The exercise asks you to copy every line below in which "this" appears.
==========
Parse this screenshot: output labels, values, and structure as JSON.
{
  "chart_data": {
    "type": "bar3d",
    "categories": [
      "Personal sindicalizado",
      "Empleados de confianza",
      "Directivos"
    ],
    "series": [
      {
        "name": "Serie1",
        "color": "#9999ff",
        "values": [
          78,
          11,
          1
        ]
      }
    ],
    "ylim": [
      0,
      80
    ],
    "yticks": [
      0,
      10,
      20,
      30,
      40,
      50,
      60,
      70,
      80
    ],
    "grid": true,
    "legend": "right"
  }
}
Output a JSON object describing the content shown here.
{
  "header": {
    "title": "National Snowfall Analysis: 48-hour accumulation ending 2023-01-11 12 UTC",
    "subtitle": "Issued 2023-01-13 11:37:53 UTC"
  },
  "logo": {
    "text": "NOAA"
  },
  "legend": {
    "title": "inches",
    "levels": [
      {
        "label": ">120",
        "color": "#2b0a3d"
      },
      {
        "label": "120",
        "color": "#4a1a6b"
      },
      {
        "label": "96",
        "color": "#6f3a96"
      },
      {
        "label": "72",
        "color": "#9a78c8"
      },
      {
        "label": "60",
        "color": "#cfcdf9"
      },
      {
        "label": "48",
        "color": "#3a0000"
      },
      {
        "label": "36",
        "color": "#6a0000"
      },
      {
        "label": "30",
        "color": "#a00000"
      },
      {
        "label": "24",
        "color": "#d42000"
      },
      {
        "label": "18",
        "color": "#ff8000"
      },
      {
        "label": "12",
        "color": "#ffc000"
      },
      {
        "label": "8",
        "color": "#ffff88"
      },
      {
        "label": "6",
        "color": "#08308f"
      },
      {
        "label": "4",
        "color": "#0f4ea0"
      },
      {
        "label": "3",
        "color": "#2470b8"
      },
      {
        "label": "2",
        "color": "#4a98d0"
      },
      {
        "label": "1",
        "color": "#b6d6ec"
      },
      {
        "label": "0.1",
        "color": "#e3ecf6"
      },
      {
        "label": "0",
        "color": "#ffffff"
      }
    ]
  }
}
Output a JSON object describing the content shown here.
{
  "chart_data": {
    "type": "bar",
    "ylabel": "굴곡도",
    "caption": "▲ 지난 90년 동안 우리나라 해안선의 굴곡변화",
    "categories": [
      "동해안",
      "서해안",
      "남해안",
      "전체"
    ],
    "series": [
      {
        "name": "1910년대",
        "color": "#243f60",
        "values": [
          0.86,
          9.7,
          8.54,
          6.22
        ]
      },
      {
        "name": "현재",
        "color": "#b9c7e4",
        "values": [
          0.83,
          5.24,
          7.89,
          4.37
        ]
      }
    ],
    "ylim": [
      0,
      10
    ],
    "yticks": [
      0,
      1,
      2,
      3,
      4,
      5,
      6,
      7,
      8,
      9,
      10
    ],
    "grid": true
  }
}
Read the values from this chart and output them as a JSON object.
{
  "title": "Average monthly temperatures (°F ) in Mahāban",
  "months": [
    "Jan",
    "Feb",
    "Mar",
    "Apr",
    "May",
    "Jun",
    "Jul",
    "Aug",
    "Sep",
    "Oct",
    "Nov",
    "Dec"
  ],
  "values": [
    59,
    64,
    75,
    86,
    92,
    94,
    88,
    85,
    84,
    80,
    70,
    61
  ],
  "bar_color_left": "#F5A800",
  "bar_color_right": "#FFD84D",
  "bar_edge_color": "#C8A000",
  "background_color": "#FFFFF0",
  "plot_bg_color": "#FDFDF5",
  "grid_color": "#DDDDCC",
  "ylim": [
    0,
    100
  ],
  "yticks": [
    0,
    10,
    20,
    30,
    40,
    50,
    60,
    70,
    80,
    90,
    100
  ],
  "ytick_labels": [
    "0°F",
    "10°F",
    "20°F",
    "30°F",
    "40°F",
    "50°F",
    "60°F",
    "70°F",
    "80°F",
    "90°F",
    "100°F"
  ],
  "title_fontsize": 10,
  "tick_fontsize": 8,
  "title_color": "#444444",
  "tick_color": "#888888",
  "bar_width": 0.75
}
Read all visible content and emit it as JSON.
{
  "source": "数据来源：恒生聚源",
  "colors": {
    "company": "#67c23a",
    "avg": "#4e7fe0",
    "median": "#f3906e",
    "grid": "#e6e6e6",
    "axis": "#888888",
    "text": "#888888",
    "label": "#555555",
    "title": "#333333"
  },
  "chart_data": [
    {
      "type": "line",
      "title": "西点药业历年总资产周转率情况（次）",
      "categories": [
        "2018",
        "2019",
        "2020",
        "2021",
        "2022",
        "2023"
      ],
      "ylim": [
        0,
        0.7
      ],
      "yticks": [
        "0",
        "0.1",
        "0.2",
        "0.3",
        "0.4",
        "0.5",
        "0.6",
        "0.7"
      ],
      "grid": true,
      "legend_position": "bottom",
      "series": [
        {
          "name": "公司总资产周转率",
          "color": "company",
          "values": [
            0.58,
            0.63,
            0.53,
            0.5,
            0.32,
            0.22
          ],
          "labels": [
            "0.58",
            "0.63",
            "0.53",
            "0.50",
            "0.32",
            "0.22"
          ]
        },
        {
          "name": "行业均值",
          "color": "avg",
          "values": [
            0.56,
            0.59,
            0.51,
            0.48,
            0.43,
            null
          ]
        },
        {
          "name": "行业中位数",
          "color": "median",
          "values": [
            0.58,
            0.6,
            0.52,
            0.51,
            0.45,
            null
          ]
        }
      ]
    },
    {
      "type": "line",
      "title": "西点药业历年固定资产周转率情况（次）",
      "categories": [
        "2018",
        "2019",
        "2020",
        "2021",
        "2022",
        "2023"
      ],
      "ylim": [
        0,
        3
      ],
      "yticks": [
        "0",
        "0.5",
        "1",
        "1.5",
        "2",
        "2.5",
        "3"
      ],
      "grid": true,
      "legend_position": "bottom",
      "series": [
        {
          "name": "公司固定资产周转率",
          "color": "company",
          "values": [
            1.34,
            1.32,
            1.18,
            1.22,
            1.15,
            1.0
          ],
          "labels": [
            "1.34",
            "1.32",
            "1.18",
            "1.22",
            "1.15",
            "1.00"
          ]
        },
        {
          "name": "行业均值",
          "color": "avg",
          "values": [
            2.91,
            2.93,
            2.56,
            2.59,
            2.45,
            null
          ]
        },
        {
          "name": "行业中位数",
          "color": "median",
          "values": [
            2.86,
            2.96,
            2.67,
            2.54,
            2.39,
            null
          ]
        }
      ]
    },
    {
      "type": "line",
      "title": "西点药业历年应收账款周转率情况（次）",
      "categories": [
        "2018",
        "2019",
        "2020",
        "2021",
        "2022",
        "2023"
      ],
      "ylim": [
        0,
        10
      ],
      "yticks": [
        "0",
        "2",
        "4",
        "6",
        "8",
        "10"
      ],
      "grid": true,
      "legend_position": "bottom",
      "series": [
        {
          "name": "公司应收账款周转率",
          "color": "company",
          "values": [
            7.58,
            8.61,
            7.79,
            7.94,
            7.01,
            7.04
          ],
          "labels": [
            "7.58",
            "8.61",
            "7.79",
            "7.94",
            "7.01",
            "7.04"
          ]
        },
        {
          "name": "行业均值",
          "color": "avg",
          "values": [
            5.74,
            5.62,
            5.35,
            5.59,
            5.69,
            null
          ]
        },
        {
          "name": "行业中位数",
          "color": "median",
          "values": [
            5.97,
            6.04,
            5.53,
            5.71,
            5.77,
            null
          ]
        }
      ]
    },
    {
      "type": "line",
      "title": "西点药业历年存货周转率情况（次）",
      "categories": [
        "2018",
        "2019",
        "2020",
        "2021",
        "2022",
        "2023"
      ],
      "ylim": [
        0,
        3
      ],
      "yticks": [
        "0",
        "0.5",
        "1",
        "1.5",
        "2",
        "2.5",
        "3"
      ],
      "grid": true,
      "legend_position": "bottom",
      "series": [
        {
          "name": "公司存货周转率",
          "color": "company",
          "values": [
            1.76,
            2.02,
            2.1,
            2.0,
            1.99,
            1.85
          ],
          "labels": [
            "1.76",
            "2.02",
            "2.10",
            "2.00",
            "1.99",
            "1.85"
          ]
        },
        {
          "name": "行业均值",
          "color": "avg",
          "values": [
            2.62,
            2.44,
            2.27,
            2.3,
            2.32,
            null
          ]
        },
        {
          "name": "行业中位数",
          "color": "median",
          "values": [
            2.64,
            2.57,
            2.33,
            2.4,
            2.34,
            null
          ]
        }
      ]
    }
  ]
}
==========
§ **Solved exercise**:
Parse this screenshot: output labels, values, and structure as JSON.
Read the values from this chart and output them as a JSON object.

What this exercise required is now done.